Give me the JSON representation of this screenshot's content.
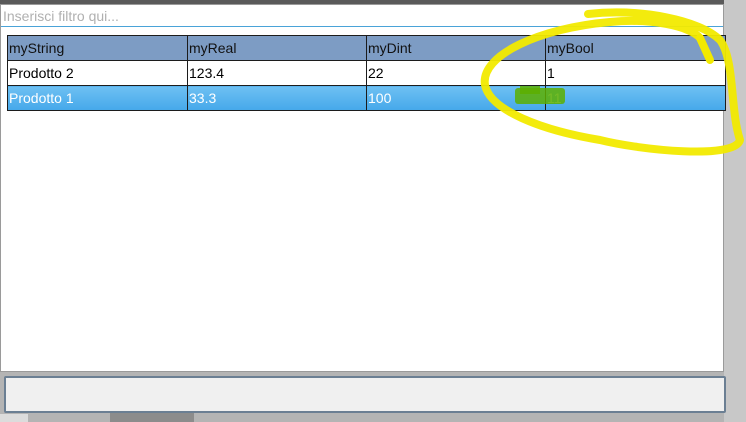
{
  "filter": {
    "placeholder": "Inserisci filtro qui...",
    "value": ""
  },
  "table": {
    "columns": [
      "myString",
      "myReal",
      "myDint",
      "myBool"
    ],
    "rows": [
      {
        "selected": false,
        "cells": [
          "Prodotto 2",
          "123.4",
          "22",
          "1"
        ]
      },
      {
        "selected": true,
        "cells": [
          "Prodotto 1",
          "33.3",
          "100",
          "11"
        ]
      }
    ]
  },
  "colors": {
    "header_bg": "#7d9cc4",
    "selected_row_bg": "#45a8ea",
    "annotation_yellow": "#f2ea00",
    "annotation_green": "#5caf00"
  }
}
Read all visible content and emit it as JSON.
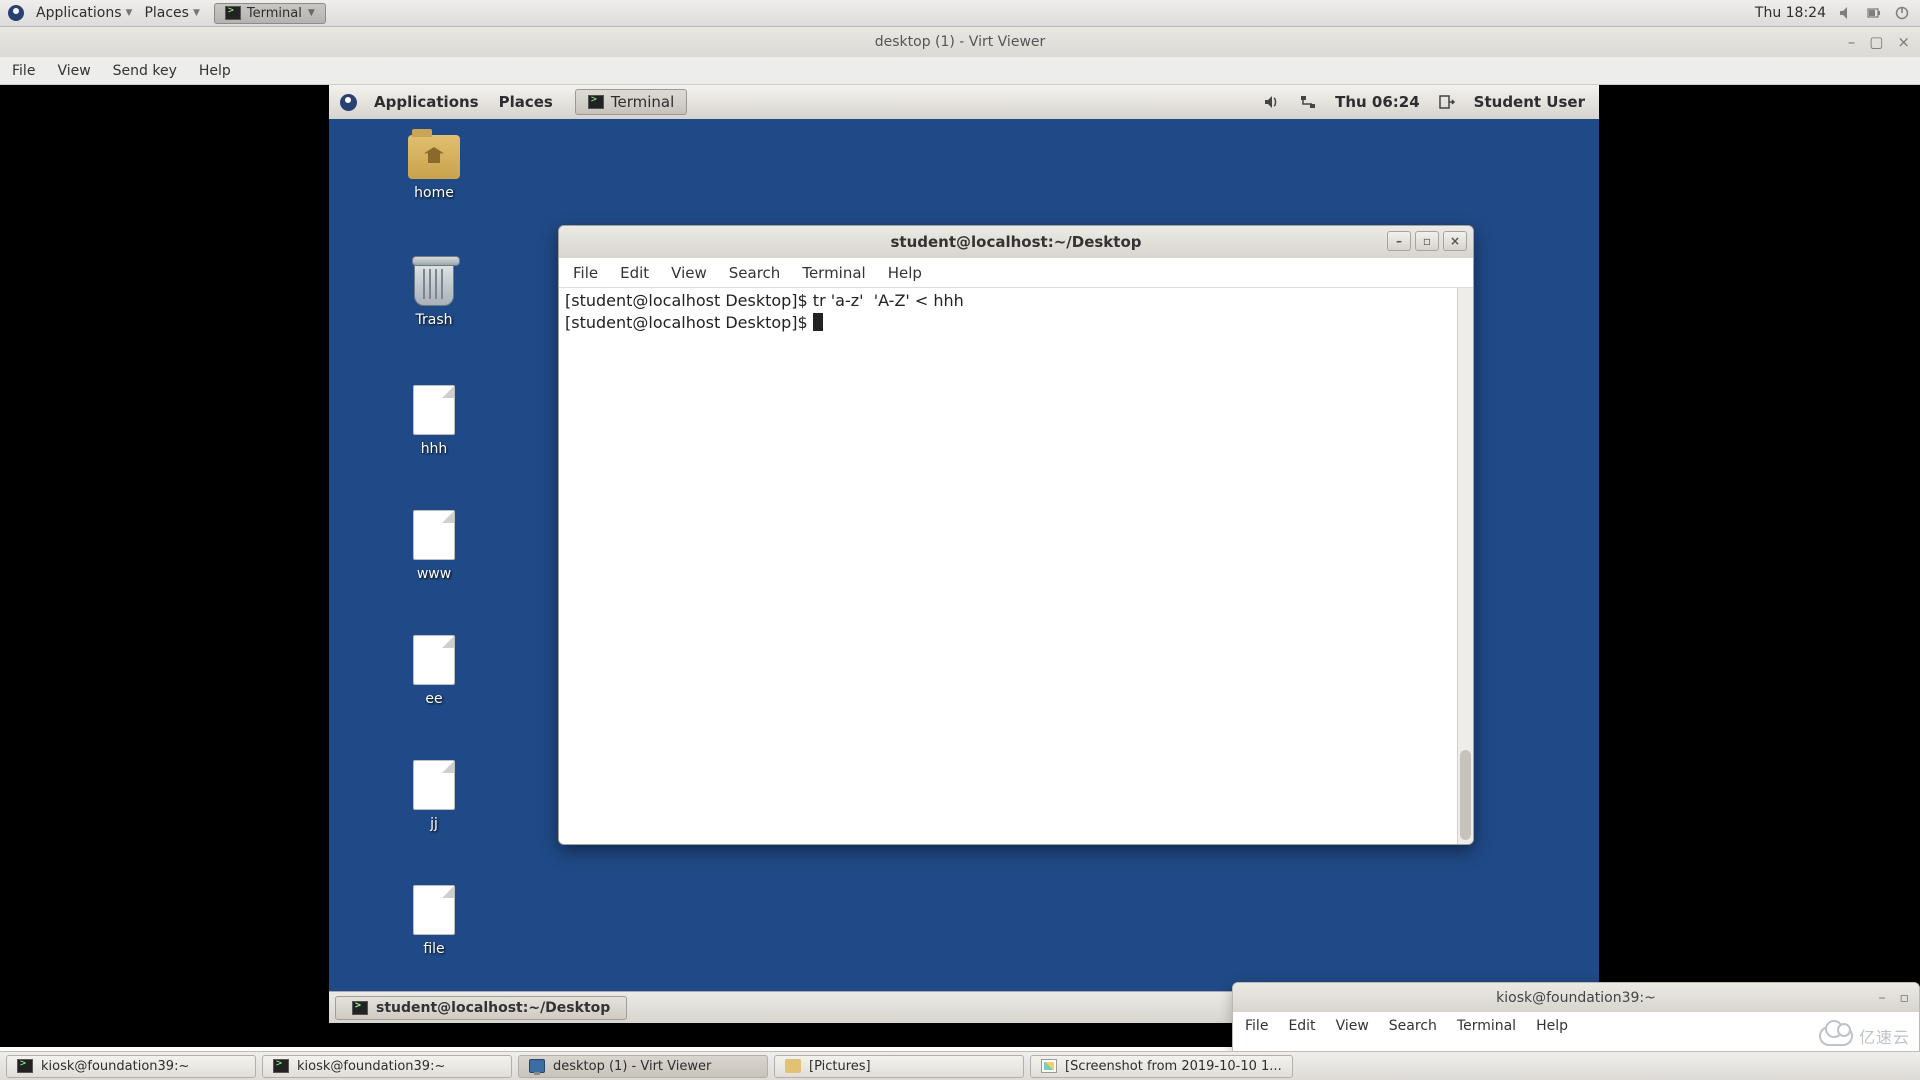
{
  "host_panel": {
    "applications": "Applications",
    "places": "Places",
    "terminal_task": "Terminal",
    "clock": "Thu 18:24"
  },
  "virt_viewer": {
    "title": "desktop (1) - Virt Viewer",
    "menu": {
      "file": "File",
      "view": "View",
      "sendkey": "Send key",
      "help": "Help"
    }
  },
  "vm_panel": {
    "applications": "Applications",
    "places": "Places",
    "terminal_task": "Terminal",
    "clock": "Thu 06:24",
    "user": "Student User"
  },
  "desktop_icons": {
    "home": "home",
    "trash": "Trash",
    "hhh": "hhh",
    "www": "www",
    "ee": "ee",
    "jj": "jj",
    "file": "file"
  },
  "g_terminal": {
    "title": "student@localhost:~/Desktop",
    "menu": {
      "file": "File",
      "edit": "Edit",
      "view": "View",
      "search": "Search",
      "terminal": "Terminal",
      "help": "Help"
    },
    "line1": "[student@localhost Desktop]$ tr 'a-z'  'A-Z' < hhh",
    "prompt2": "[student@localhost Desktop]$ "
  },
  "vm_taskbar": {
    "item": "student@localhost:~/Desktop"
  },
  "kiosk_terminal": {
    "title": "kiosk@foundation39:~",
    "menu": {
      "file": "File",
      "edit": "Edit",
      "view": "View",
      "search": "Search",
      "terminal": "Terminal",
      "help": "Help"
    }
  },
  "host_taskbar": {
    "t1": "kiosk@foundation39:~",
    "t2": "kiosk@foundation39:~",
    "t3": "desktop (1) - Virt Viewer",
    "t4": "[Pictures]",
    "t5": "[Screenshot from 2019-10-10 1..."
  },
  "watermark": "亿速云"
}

**DIRECTIVE**
Reproduce all entries without any change, and omit the pictures.

**ANSWER IN FULL**
Give me the JSON representation of this screenshot's content.
{
  "filter": {
    "placeholder": "Inserisci filtro qui...",
    "value": ""
  },
  "table": {
    "columns": [
      "myString",
      "myReal",
      "myDint",
      "myBool"
    ],
    "rows": [
      {
        "selected": false,
        "cells": [
          "Prodotto 2",
          "123.4",
          "22",
          "1"
        ]
      },
      {
        "selected": true,
        "cells": [
          "Prodotto 1",
          "33.3",
          "100",
          "11"
        ]
      }
    ]
  },
  "colors": {
    "header_bg": "#7d9cc4",
    "selected_row_bg": "#45a8ea",
    "annotation_yellow": "#f2ea00",
    "annotation_green": "#5caf00"
  }
}
Read all visible content and emit it as JSON.
{
  "host_panel": {
    "applications": "Applications",
    "places": "Places",
    "terminal_task": "Terminal",
    "clock": "Thu 18:24"
  },
  "virt_viewer": {
    "title": "desktop (1) - Virt Viewer",
    "menu": {
      "file": "File",
      "view": "View",
      "sendkey": "Send key",
      "help": "Help"
    }
  },
  "vm_panel": {
    "applications": "Applications",
    "places": "Places",
    "terminal_task": "Terminal",
    "clock": "Thu 06:24",
    "user": "Student User"
  },
  "desktop_icons": {
    "home": "home",
    "trash": "Trash",
    "hhh": "hhh",
    "www": "www",
    "ee": "ee",
    "jj": "jj",
    "file": "file"
  },
  "g_terminal": {
    "title": "student@localhost:~/Desktop",
    "menu": {
      "file": "File",
      "edit": "Edit",
      "view": "View",
      "search": "Search",
      "terminal": "Terminal",
      "help": "Help"
    },
    "line1": "[student@localhost Desktop]$ tr 'a-z'  'A-Z' < hhh",
    "prompt2": "[student@localhost Desktop]$ "
  },
  "vm_taskbar": {
    "item": "student@localhost:~/Desktop"
  },
  "kiosk_terminal": {
    "title": "kiosk@foundation39:~",
    "menu": {
      "file": "File",
      "edit": "Edit",
      "view": "View",
      "search": "Search",
      "terminal": "Terminal",
      "help": "Help"
    }
  },
  "host_taskbar": {
    "t1": "kiosk@foundation39:~",
    "t2": "kiosk@foundation39:~",
    "t3": "desktop (1) - Virt Viewer",
    "t4": "[Pictures]",
    "t5": "[Screenshot from 2019-10-10 1..."
  },
  "watermark": "亿速云"
}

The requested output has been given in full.